> [Short problem]
Read the records and gather each line that includes "JSON".

= = = = = = =

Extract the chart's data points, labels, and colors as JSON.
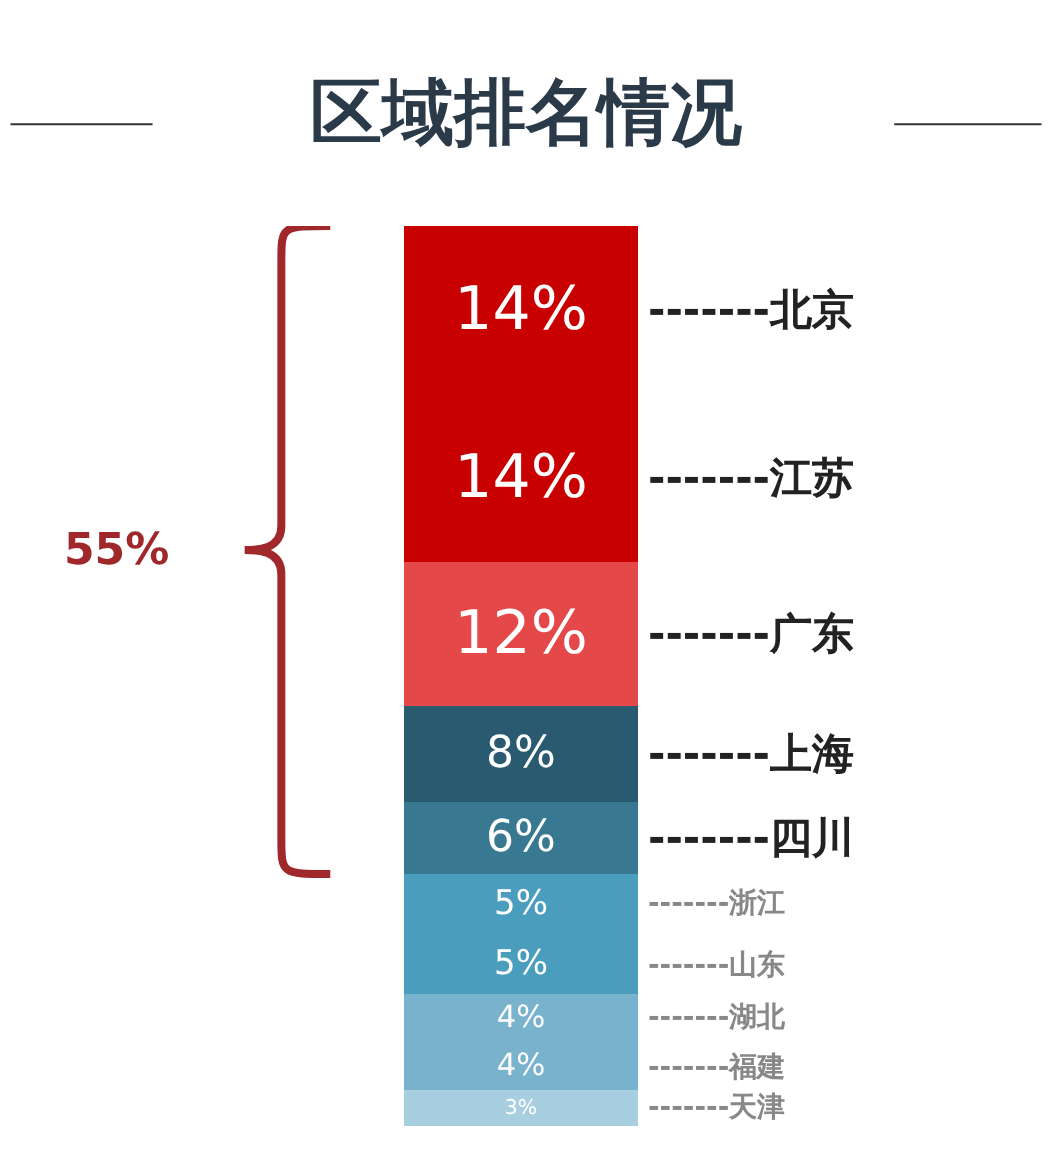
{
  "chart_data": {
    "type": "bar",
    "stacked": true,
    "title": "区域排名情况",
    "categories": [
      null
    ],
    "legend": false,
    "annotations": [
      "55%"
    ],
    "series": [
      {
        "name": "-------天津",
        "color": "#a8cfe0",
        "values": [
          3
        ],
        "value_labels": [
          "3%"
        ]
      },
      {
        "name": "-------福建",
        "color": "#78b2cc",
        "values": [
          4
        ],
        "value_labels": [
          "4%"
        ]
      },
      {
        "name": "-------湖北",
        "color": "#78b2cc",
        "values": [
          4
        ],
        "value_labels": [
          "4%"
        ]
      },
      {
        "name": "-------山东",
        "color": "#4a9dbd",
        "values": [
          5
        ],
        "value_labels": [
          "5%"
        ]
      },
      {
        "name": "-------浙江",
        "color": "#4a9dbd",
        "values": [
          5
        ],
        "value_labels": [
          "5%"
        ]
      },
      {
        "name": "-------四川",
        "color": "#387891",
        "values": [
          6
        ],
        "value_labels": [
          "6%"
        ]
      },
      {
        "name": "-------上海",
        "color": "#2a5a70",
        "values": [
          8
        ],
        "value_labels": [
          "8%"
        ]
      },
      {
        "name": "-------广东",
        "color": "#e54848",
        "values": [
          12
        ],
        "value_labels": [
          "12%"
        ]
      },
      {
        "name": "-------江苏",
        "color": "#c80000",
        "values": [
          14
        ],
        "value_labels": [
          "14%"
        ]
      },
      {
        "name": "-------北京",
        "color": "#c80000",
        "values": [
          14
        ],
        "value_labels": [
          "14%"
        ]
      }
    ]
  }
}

= = = = = = =

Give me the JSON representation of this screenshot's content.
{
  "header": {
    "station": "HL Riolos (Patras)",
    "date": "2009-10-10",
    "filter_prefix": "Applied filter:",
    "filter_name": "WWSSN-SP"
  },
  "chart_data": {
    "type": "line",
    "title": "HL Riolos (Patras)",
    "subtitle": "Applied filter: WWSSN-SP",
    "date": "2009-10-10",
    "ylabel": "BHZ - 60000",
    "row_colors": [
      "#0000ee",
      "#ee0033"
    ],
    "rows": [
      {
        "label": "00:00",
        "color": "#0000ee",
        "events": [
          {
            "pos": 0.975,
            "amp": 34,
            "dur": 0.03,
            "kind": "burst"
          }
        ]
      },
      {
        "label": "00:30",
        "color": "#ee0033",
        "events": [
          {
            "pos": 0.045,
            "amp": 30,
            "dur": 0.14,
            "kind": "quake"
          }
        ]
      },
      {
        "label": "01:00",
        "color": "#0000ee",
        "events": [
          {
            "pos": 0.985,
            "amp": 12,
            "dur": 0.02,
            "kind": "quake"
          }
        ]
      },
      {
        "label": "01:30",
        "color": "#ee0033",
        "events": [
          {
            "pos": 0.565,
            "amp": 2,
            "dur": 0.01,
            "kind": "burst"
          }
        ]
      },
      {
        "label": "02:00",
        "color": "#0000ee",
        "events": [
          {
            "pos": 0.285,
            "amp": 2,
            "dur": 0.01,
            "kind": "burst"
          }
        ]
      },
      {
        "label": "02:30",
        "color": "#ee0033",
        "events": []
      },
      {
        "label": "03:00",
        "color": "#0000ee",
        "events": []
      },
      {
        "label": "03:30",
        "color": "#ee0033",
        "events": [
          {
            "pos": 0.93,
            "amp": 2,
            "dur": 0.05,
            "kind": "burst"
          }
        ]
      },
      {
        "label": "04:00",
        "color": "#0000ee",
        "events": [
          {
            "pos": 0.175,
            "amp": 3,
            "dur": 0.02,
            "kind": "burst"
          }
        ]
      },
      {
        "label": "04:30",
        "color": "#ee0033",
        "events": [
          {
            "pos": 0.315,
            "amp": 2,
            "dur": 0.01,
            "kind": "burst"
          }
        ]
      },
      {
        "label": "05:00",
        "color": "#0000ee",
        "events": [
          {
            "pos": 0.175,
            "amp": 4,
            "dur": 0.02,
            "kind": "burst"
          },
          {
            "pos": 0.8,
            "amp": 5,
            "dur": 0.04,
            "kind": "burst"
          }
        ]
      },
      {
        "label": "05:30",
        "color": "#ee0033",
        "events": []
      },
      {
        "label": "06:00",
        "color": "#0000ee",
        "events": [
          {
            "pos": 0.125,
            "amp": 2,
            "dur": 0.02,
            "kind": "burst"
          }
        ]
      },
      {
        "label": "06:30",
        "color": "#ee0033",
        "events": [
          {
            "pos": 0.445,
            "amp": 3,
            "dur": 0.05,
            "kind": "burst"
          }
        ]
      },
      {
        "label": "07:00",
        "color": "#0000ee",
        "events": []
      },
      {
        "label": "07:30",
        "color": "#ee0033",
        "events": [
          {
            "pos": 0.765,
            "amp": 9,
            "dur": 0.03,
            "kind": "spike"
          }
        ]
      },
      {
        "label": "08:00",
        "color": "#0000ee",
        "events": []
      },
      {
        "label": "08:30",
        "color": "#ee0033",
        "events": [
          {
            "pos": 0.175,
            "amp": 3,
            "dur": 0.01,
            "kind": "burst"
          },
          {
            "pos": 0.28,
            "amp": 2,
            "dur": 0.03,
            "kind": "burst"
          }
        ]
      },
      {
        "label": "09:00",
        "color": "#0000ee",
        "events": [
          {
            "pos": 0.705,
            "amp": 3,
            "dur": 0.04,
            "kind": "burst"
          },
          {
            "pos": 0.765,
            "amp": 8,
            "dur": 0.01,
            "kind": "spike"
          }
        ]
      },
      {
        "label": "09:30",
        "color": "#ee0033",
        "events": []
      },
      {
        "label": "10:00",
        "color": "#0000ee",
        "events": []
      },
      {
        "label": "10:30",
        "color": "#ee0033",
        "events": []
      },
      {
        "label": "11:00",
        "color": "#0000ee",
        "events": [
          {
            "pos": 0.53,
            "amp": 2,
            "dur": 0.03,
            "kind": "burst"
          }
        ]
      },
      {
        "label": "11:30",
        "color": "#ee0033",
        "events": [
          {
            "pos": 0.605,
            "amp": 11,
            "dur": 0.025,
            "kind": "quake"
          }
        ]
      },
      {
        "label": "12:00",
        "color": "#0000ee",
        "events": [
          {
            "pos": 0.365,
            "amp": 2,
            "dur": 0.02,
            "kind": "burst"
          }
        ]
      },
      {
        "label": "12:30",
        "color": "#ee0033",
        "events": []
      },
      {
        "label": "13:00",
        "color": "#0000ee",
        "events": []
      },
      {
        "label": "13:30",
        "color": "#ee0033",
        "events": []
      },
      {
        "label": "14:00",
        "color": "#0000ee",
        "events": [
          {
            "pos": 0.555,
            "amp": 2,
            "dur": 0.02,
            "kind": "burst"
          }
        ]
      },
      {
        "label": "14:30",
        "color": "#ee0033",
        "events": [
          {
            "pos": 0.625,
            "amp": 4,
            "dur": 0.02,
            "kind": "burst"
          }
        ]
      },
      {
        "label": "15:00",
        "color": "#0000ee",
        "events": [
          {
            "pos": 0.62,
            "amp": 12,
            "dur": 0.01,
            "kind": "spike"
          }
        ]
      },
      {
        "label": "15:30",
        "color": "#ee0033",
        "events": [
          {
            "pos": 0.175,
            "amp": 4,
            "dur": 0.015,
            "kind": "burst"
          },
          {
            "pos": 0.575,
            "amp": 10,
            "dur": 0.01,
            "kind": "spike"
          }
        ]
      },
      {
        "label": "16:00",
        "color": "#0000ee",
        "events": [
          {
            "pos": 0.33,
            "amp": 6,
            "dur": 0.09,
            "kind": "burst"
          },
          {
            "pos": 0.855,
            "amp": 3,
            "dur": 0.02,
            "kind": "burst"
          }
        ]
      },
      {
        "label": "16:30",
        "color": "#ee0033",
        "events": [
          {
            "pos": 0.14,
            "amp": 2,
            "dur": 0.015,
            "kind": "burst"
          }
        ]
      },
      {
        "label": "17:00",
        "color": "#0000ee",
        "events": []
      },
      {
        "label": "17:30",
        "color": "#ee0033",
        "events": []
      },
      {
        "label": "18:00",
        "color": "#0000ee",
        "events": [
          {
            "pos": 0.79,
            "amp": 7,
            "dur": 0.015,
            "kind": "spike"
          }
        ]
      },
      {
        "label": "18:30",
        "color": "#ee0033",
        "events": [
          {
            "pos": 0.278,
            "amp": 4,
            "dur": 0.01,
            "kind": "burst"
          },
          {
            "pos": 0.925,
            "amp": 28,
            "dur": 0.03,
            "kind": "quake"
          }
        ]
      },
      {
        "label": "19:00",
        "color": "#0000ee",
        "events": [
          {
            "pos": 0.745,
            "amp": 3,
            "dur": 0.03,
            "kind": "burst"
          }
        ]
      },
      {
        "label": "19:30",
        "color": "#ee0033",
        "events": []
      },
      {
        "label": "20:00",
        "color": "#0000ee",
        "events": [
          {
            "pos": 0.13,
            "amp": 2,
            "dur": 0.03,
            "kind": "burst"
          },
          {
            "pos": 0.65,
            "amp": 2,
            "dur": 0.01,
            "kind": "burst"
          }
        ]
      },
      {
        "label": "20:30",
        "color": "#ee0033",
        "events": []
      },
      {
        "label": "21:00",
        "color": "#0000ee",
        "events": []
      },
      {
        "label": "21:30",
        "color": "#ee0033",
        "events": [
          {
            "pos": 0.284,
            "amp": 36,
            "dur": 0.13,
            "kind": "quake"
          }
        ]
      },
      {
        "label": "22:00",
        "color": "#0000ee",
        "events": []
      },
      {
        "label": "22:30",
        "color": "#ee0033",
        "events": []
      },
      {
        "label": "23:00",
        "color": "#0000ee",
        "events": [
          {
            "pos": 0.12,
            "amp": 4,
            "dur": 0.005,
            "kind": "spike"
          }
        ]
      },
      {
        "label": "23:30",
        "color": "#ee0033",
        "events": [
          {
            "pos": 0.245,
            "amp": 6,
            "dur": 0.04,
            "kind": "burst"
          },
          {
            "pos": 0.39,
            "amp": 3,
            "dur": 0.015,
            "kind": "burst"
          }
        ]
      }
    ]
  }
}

= = = = = = =

> [Correct answer]
Extract the chart's data points, labels, and colors as JSON.
Give me the JSON representation of this screenshot's content.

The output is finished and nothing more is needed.